## Problem requirements:
Copy each line of the listing below word for word, including every bounding box value.

Dataset rows
━━━━━━━━━━━━━━━━
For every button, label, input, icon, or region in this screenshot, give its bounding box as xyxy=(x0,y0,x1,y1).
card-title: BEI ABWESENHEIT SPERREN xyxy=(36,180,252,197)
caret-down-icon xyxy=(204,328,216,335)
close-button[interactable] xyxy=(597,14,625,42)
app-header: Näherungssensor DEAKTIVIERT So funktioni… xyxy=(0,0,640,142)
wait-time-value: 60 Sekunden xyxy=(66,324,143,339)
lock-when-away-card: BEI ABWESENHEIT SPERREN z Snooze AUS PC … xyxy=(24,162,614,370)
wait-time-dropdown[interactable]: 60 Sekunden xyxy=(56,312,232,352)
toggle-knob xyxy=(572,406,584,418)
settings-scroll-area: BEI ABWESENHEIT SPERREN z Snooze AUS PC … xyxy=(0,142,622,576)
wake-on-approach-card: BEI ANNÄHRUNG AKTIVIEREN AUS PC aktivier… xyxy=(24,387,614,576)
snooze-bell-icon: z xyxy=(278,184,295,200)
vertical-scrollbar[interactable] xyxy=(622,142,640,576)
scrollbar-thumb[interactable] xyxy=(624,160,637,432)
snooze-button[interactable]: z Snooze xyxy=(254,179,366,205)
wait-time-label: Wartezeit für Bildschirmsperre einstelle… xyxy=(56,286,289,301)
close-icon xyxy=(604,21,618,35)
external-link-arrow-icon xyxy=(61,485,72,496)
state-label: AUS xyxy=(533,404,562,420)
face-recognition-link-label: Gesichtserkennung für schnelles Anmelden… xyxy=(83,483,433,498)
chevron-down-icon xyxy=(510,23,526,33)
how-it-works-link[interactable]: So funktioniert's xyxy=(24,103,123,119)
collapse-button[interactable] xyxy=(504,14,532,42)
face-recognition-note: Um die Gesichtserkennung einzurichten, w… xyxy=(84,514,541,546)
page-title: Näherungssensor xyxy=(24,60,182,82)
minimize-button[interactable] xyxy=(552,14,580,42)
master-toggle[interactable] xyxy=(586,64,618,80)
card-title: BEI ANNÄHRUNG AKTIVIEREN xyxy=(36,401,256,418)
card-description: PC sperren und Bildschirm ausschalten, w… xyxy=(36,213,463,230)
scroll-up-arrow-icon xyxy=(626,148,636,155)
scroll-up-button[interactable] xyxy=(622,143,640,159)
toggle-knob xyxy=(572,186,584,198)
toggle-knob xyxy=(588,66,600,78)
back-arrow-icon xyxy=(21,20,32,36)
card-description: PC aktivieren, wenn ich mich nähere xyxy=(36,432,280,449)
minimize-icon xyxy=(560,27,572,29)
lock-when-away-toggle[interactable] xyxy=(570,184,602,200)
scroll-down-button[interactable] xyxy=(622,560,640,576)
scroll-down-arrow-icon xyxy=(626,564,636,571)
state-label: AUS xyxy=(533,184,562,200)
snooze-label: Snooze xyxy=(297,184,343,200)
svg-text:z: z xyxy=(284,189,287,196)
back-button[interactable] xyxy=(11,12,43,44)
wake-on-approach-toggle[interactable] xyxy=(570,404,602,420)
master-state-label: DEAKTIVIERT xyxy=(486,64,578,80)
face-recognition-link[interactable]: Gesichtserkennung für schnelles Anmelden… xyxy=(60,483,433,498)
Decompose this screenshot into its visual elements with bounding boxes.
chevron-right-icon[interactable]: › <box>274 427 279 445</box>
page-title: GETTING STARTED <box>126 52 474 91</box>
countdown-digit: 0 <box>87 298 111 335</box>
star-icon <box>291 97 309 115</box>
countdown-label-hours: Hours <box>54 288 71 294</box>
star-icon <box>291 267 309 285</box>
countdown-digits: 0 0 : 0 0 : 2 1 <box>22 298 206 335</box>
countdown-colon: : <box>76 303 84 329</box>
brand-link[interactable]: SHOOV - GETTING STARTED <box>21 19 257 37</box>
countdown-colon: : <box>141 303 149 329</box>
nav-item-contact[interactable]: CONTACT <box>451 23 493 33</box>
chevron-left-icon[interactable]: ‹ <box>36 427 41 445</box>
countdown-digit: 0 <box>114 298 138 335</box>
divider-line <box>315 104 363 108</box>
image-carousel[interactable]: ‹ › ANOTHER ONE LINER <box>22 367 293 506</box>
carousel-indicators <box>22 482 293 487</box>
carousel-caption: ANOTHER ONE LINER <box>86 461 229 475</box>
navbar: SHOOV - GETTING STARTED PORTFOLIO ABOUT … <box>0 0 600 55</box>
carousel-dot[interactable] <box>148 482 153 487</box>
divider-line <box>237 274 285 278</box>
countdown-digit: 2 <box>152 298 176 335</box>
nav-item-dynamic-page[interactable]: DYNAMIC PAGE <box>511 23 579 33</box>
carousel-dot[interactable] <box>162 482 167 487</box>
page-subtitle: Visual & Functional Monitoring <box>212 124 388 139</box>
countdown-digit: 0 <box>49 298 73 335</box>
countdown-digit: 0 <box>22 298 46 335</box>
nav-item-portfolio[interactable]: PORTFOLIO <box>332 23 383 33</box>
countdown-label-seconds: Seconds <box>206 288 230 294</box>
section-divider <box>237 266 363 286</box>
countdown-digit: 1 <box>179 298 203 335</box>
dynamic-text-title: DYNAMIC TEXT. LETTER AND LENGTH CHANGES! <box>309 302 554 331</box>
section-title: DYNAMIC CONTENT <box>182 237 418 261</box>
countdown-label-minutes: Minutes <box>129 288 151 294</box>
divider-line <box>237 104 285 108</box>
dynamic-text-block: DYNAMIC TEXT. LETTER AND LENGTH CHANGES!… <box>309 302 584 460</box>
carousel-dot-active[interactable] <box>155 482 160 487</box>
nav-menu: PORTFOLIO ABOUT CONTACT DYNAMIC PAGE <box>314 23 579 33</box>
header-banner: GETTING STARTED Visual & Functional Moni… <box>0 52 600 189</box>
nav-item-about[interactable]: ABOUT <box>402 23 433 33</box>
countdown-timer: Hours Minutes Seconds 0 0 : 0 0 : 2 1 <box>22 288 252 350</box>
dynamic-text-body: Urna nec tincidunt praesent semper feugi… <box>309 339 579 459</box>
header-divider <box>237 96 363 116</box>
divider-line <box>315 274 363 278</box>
━━━━━━━━━━━━━━━━
## Reply:
For every button, label, input, icon, or region in this screenshot, give its bounding box as xyxy=(x0,y0,x1,y1).
card-title: BEI ABWESENHEIT SPERREN xyxy=(36,180,252,197)
caret-down-icon xyxy=(204,328,216,335)
close-button[interactable] xyxy=(597,14,625,42)
app-header: Näherungssensor DEAKTIVIERT So funktioni… xyxy=(0,0,640,142)
wait-time-value: 60 Sekunden xyxy=(66,324,143,339)
lock-when-away-card: BEI ABWESENHEIT SPERREN z Snooze AUS PC … xyxy=(24,162,614,370)
wait-time-dropdown[interactable]: 60 Sekunden xyxy=(56,312,232,352)
toggle-knob xyxy=(572,406,584,418)
settings-scroll-area: BEI ABWESENHEIT SPERREN z Snooze AUS PC … xyxy=(0,142,622,576)
wake-on-approach-card: BEI ANNÄHRUNG AKTIVIEREN AUS PC aktivier… xyxy=(24,387,614,576)
snooze-bell-icon: z xyxy=(278,184,295,200)
vertical-scrollbar[interactable] xyxy=(622,142,640,576)
scrollbar-thumb[interactable] xyxy=(624,160,637,432)
snooze-button[interactable]: z Snooze xyxy=(254,179,366,205)
wait-time-label: Wartezeit für Bildschirmsperre einstelle… xyxy=(56,286,289,301)
close-icon xyxy=(604,21,618,35)
external-link-arrow-icon xyxy=(61,485,72,496)
state-label: AUS xyxy=(533,404,562,420)
face-recognition-link-label: Gesichtserkennung für schnelles Anmelden… xyxy=(83,483,433,498)
chevron-down-icon xyxy=(510,23,526,33)
how-it-works-link[interactable]: So funktioniert's xyxy=(24,103,123,119)
collapse-button[interactable] xyxy=(504,14,532,42)
face-recognition-note: Um die Gesichtserkennung einzurichten, w… xyxy=(84,514,541,546)
page-title: Näherungssensor xyxy=(24,60,182,82)
minimize-button[interactable] xyxy=(552,14,580,42)
master-toggle[interactable] xyxy=(586,64,618,80)
card-title: BEI ANNÄHRUNG AKTIVIEREN xyxy=(36,401,256,418)
card-description: PC sperren und Bildschirm ausschalten, w… xyxy=(36,213,463,230)
scroll-up-arrow-icon xyxy=(626,148,636,155)
scroll-up-button[interactable] xyxy=(622,143,640,159)
toggle-knob xyxy=(572,186,584,198)
toggle-knob xyxy=(588,66,600,78)
back-arrow-icon xyxy=(21,20,32,36)
card-description: PC aktivieren, wenn ich mich nähere xyxy=(36,432,280,449)
minimize-icon xyxy=(560,27,572,29)
lock-when-away-toggle[interactable] xyxy=(570,184,602,200)
scroll-down-button[interactable] xyxy=(622,560,640,576)
scroll-down-arrow-icon xyxy=(626,564,636,571)
state-label: AUS xyxy=(533,184,562,200)
snooze-label: Snooze xyxy=(297,184,343,200)
svg-text:z: z xyxy=(284,189,287,196)
back-button[interactable] xyxy=(11,12,43,44)
wake-on-approach-toggle[interactable] xyxy=(570,404,602,420)
master-state-label: DEAKTIVIERT xyxy=(486,64,578,80)
face-recognition-link[interactable]: Gesichtserkennung für schnelles Anmelden… xyxy=(60,483,433,498)
Decompose this screenshot into its visual elements with bounding boxes.
chevron-right-icon[interactable]: › <box>274 427 279 445</box>
page-title: GETTING STARTED <box>126 52 474 91</box>
countdown-digit: 0 <box>87 298 111 335</box>
star-icon <box>291 97 309 115</box>
countdown-label-hours: Hours <box>54 288 71 294</box>
star-icon <box>291 267 309 285</box>
countdown-digits: 0 0 : 0 0 : 2 1 <box>22 298 206 335</box>
countdown-colon: : <box>76 303 84 329</box>
brand-link[interactable]: SHOOV - GETTING STARTED <box>21 19 257 37</box>
countdown-colon: : <box>141 303 149 329</box>
nav-item-contact[interactable]: CONTACT <box>451 23 493 33</box>
chevron-left-icon[interactable]: ‹ <box>36 427 41 445</box>
countdown-digit: 0 <box>114 298 138 335</box>
divider-line <box>315 104 363 108</box>
image-carousel[interactable]: ‹ › ANOTHER ONE LINER <box>22 367 293 506</box>
carousel-indicators <box>22 482 293 487</box>
carousel-caption: ANOTHER ONE LINER <box>86 461 229 475</box>
navbar: SHOOV - GETTING STARTED PORTFOLIO ABOUT … <box>0 0 600 55</box>
carousel-dot[interactable] <box>148 482 153 487</box>
divider-line <box>237 274 285 278</box>
countdown-digit: 2 <box>152 298 176 335</box>
nav-item-dynamic-page[interactable]: DYNAMIC PAGE <box>511 23 579 33</box>
carousel-dot[interactable] <box>162 482 167 487</box>
page-subtitle: Visual & Functional Monitoring <box>212 124 388 139</box>
countdown-digit: 0 <box>49 298 73 335</box>
countdown-digit: 0 <box>22 298 46 335</box>
nav-item-portfolio[interactable]: PORTFOLIO <box>332 23 383 33</box>
countdown-label-seconds: Seconds <box>206 288 230 294</box>
section-divider <box>237 266 363 286</box>
countdown-digit: 1 <box>179 298 203 335</box>
dynamic-text-title: DYNAMIC TEXT. LETTER AND LENGTH CHANGES! <box>309 302 554 331</box>
section-title: DYNAMIC CONTENT <box>182 237 418 261</box>
countdown-label-minutes: Minutes <box>129 288 151 294</box>
divider-line <box>237 104 285 108</box>
dynamic-text-block: DYNAMIC TEXT. LETTER AND LENGTH CHANGES!… <box>309 302 584 460</box>
carousel-dot-active[interactable] <box>155 482 160 487</box>
nav-menu: PORTFOLIO ABOUT CONTACT DYNAMIC PAGE <box>314 23 579 33</box>
header-banner: GETTING STARTED Visual & Functional Moni… <box>0 52 600 189</box>
nav-item-about[interactable]: ABOUT <box>402 23 433 33</box>
countdown-timer: Hours Minutes Seconds 0 0 : 0 0 : 2 1 <box>22 288 252 350</box>
dynamic-text-body: Urna nec tincidunt praesent semper feugi… <box>309 339 579 459</box>
header-divider <box>237 96 363 116</box>
divider-line <box>315 274 363 278</box>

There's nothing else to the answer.